──────── RECORDS FOR THIS TASK
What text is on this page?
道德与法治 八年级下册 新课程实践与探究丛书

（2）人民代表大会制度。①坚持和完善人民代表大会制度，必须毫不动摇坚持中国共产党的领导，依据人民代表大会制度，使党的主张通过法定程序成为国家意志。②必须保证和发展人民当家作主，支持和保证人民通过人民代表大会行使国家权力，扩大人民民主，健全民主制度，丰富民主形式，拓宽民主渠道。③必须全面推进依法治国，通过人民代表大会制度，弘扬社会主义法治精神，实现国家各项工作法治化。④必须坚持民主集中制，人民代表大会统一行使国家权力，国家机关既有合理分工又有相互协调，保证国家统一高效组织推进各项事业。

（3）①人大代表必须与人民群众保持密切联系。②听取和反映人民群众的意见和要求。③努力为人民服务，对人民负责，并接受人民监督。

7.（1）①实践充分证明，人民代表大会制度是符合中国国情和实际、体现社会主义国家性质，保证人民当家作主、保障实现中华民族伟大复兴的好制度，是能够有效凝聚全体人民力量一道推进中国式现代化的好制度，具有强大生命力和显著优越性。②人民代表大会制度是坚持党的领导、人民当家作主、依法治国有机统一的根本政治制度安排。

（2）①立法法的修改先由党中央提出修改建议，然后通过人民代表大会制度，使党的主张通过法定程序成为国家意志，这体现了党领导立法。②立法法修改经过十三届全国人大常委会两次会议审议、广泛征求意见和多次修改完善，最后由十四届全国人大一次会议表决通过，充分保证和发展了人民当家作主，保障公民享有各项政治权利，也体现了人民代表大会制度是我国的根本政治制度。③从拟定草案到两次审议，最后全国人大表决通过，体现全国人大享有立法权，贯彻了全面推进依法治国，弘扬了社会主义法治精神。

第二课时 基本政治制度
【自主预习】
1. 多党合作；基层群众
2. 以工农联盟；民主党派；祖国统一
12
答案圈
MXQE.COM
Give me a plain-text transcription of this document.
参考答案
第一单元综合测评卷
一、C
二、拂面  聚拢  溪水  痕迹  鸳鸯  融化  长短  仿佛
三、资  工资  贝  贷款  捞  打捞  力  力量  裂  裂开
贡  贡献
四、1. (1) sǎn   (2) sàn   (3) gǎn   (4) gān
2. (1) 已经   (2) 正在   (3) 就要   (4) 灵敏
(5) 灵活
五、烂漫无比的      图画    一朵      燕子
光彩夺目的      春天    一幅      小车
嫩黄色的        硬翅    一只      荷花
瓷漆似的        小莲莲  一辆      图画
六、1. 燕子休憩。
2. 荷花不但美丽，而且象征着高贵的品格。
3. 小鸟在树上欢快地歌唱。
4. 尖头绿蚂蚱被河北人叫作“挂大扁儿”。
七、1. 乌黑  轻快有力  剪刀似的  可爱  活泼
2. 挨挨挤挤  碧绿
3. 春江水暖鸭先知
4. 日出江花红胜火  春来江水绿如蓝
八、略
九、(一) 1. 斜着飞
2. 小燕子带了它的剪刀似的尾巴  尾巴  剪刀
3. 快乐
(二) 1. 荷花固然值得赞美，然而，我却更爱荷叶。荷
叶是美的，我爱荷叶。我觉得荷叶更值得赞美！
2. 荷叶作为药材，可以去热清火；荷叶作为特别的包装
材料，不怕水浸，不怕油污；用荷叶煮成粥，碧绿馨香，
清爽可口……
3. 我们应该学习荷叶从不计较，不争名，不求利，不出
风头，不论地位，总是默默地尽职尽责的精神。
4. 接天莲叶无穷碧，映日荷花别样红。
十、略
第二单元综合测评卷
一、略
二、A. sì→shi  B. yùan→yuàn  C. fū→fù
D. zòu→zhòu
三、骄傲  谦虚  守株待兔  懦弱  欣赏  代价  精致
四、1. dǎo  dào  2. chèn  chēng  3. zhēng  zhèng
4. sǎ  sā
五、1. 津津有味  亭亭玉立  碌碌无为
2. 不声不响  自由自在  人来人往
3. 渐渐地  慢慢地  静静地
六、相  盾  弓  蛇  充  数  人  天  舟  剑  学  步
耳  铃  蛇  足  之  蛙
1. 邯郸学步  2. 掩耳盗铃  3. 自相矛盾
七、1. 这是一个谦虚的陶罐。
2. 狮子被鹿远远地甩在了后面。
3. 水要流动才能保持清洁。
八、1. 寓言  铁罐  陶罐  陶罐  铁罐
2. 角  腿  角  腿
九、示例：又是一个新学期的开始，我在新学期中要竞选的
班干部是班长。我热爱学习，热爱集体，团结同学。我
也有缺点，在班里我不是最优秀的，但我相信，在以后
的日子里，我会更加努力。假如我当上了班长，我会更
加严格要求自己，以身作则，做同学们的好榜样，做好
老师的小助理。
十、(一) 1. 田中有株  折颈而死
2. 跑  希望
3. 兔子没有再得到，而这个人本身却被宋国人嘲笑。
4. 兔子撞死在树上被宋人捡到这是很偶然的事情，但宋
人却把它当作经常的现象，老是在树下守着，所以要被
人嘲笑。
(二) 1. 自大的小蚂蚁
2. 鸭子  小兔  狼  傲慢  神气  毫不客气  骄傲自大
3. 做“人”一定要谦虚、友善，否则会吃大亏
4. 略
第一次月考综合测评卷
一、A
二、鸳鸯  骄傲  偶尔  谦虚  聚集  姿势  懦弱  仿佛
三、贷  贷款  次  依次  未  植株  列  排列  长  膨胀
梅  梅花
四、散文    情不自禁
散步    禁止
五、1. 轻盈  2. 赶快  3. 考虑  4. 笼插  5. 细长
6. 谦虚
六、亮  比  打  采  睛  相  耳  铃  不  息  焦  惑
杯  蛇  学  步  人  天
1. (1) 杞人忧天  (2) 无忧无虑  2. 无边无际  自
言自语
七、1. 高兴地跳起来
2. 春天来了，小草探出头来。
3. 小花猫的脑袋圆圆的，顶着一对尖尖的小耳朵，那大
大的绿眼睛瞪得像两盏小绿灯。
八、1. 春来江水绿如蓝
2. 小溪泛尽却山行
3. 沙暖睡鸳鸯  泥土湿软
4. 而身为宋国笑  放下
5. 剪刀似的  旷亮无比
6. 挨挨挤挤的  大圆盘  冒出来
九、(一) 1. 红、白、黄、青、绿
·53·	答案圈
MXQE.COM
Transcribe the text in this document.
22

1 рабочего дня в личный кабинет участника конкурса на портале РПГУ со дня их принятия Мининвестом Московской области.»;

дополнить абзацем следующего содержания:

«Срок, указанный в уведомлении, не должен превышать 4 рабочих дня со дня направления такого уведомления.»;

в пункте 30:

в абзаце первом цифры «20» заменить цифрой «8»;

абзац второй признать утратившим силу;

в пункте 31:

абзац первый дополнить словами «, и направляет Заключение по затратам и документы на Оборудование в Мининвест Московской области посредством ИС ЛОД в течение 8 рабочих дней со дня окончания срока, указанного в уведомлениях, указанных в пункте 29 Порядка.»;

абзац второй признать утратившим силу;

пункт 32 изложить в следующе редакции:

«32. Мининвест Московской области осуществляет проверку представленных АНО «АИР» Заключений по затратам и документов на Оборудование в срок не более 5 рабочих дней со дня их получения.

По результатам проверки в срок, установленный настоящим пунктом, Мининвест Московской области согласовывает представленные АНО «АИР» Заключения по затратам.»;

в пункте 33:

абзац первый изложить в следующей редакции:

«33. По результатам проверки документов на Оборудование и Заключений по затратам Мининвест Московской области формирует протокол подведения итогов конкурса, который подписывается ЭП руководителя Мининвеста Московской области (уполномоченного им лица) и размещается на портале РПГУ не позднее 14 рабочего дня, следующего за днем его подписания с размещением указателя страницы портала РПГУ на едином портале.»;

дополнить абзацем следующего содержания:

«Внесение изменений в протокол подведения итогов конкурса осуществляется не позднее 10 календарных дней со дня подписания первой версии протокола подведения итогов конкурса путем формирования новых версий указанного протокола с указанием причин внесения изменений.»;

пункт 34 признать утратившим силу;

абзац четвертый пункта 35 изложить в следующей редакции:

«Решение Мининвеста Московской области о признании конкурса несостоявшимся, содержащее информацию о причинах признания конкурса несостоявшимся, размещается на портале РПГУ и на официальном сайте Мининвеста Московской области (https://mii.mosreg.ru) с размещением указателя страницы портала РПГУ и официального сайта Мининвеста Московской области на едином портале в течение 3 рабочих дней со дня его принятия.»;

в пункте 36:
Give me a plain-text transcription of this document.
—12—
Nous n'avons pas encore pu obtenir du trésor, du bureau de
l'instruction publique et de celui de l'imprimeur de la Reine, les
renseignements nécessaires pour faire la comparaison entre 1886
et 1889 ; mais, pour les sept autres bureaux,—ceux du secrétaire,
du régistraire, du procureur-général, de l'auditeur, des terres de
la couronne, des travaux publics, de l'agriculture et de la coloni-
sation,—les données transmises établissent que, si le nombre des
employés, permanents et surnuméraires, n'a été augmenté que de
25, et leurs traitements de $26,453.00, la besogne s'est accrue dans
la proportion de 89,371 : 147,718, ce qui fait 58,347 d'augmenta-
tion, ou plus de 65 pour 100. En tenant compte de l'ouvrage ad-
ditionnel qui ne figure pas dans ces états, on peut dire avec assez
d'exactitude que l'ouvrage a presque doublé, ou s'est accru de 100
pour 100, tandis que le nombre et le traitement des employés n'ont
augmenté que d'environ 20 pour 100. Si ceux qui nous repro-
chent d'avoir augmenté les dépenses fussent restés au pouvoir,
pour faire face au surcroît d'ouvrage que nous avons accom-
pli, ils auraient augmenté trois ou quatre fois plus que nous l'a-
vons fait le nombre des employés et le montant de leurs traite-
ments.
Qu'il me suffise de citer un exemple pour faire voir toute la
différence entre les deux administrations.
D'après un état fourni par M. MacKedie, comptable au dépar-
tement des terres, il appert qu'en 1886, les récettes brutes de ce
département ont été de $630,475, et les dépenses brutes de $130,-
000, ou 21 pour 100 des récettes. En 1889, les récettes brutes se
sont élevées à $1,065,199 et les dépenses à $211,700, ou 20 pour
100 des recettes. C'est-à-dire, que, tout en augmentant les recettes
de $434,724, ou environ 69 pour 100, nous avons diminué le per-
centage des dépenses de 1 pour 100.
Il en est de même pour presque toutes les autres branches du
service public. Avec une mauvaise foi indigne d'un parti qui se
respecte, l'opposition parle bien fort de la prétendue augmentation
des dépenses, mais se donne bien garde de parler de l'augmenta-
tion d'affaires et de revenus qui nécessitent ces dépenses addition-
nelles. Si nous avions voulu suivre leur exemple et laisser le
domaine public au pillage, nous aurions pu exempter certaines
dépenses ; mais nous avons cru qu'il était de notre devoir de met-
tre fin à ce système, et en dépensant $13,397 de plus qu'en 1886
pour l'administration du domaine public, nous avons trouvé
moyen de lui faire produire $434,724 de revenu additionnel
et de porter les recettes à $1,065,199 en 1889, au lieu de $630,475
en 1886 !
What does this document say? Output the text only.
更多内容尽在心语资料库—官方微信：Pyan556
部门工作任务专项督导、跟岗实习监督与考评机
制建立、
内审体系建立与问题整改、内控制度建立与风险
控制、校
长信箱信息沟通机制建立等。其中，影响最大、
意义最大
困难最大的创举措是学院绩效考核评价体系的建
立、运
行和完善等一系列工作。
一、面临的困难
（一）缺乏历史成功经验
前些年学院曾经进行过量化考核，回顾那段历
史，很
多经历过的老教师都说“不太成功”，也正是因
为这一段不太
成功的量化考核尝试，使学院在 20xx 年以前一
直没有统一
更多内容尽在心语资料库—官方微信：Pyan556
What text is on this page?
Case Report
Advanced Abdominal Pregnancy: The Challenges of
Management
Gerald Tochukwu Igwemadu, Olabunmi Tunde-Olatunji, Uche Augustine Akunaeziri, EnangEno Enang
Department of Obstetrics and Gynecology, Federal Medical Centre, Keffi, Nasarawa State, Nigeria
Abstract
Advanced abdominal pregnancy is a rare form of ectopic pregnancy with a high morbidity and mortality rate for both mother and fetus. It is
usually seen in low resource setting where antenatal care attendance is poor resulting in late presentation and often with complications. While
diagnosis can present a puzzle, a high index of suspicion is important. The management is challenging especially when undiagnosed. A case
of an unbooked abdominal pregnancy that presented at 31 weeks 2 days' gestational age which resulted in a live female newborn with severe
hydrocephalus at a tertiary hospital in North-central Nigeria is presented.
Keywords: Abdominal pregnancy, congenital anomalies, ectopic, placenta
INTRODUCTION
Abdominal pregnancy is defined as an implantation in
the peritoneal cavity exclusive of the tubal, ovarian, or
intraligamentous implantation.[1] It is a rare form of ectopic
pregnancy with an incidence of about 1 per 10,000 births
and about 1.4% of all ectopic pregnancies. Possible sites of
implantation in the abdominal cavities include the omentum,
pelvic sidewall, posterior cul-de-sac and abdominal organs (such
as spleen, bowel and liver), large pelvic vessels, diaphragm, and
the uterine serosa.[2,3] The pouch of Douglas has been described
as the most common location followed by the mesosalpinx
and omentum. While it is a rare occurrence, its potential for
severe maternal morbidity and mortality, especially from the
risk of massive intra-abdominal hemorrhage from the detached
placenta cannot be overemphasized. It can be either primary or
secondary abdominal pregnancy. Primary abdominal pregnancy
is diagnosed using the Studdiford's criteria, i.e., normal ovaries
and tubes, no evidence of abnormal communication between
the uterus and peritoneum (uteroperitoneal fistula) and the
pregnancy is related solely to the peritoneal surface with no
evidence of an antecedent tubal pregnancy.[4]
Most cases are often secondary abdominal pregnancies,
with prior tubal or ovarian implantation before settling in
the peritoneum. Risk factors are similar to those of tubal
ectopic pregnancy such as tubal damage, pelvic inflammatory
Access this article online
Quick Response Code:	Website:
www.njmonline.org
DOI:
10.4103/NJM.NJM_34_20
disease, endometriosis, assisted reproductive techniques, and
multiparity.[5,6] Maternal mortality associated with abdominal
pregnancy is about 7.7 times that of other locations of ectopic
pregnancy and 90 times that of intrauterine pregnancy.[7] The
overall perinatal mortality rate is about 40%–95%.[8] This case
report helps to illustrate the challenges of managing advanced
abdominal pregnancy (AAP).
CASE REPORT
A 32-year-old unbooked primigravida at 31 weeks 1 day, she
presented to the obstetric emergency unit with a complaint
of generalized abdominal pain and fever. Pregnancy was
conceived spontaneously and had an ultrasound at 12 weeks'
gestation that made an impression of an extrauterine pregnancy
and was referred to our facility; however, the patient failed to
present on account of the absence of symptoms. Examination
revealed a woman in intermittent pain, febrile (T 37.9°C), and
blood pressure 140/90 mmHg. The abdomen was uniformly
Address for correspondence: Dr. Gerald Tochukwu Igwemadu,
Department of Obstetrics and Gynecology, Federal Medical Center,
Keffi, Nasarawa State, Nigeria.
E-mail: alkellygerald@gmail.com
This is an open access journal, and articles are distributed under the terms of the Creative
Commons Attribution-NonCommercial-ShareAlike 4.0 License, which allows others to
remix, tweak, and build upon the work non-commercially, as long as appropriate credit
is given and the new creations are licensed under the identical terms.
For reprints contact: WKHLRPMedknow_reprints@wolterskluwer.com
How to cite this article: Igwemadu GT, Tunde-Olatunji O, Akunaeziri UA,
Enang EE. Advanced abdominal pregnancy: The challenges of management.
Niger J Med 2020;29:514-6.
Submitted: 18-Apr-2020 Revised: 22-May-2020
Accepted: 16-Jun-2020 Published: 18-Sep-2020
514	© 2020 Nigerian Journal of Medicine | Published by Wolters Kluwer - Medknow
────────────────
Pick out all lines containing the string "rare".

Advanced abdominal pregnancy is a rare form of ectopic pregnancy with a high morbidity and mortality rate for both mother and fetus. It is
intraligamentous implantation.[1] It is a rare form of ectopic
and omentum. While it is a rare occurrence, its potential for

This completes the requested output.